*EXERCISE DIRECTIONS*. Present the data once more in exactly its original form.

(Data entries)
:::::

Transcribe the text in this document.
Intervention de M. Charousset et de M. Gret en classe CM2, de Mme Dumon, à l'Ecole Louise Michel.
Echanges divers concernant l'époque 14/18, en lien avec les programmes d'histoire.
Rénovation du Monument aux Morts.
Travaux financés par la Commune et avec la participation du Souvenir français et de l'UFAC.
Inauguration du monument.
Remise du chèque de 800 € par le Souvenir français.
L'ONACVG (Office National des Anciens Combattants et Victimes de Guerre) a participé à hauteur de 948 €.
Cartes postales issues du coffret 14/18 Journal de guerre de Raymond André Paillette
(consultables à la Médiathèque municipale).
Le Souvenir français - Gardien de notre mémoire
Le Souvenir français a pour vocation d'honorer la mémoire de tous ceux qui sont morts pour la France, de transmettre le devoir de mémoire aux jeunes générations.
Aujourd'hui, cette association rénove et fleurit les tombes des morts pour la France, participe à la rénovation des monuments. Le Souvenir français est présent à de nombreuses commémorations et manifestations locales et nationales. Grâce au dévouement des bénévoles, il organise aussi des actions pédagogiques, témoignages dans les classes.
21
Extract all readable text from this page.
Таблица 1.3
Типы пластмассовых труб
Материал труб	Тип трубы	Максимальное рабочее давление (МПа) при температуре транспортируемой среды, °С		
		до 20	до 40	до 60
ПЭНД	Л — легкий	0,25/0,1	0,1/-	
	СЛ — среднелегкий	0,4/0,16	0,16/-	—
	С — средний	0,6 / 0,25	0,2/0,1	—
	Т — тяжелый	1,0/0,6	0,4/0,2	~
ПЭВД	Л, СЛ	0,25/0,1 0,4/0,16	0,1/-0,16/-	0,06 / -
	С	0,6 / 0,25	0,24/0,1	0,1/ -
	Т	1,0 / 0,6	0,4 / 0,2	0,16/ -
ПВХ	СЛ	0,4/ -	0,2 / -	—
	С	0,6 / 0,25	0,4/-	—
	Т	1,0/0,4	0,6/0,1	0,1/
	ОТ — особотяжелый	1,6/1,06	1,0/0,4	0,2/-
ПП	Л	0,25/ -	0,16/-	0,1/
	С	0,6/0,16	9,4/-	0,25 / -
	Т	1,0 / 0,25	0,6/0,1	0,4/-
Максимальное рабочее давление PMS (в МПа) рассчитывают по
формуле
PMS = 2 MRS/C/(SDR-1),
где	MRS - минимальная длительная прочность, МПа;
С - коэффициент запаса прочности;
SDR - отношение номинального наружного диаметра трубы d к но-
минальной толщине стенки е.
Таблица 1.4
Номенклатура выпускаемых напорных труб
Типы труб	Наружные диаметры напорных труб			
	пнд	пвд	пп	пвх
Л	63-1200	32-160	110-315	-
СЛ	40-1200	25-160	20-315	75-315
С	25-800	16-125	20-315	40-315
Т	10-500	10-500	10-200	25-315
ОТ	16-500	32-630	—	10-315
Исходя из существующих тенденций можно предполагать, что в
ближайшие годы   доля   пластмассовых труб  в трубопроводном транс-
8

:::::

*RESPONSE*.
Transcribe the text in this document.
Intervention de M. Charousset et de M. Gret en classe CM2, de Mme Dumon, à l'Ecole Louise Michel.
Echanges divers concernant l'époque 14/18, en lien avec les programmes d'histoire.
Rénovation du Monument aux Morts.
Travaux financés par la Commune et avec la participation du Souvenir français et de l'UFAC.
Inauguration du monument.
Remise du chèque de 800 € par le Souvenir français.
L'ONACVG (Office National des Anciens Combattants et Victimes de Guerre) a participé à hauteur de 948 €.
Cartes postales issues du coffret 14/18 Journal de guerre de Raymond André Paillette
(consultables à la Médiathèque municipale).
Le Souvenir français - Gardien de notre mémoire
Le Souvenir français a pour vocation d'honorer la mémoire de tous ceux qui sont morts pour la France, de transmettre le devoir de mémoire aux jeunes générations.
Aujourd'hui, cette association rénove et fleurit les tombes des morts pour la France, participe à la rénovation des monuments. Le Souvenir français est présent à de nombreuses commémorations et manifestations locales et nationales. Grâce au dévouement des bénévoles, il organise aussi des actions pédagogiques, témoignages dans les classes.
21
Extract all readable text from this page.
Таблица 1.3
Типы пластмассовых труб
Материал труб	Тип трубы	Максимальное рабочее давление (МПа) при температуре транспортируемой среды, °С		
		до 20	до 40	до 60
ПЭНД	Л — легкий	0,25/0,1	0,1/-	
	СЛ — среднелегкий	0,4/0,16	0,16/-	—
	С — средний	0,6 / 0,25	0,2/0,1	—
	Т — тяжелый	1,0/0,6	0,4/0,2	~
ПЭВД	Л, СЛ	0,25/0,1 0,4/0,16	0,1/-0,16/-	0,06 / -
	С	0,6 / 0,25	0,24/0,1	0,1/ -
	Т	1,0 / 0,6	0,4 / 0,2	0,16/ -
ПВХ	СЛ	0,4/ -	0,2 / -	—
	С	0,6 / 0,25	0,4/-	—
	Т	1,0/0,4	0,6/0,1	0,1/
	ОТ — особотяжелый	1,6/1,06	1,0/0,4	0,2/-
ПП	Л	0,25/ -	0,16/-	0,1/
	С	0,6/0,16	9,4/-	0,25 / -
	Т	1,0 / 0,25	0,6/0,1	0,4/-
Максимальное рабочее давление PMS (в МПа) рассчитывают по
формуле
PMS = 2 MRS/C/(SDR-1),
где	MRS - минимальная длительная прочность, МПа;
С - коэффициент запаса прочности;
SDR - отношение номинального наружного диаметра трубы d к но-
минальной толщине стенки е.
Таблица 1.4
Номенклатура выпускаемых напорных труб
Типы труб	Наружные диаметры напорных труб			
	пнд	пвд	пп	пвх
Л	63-1200	32-160	110-315	-
СЛ	40-1200	25-160	20-315	75-315
С	25-800	16-125	20-315	40-315
Т	10-500	10-500	10-200	25-315
ОТ	16-500	32-630	—	10-315
Исходя из существующих тенденций можно предполагать, что в
ближайшие годы   доля   пластмассовых труб  в трубопроводном транс-
8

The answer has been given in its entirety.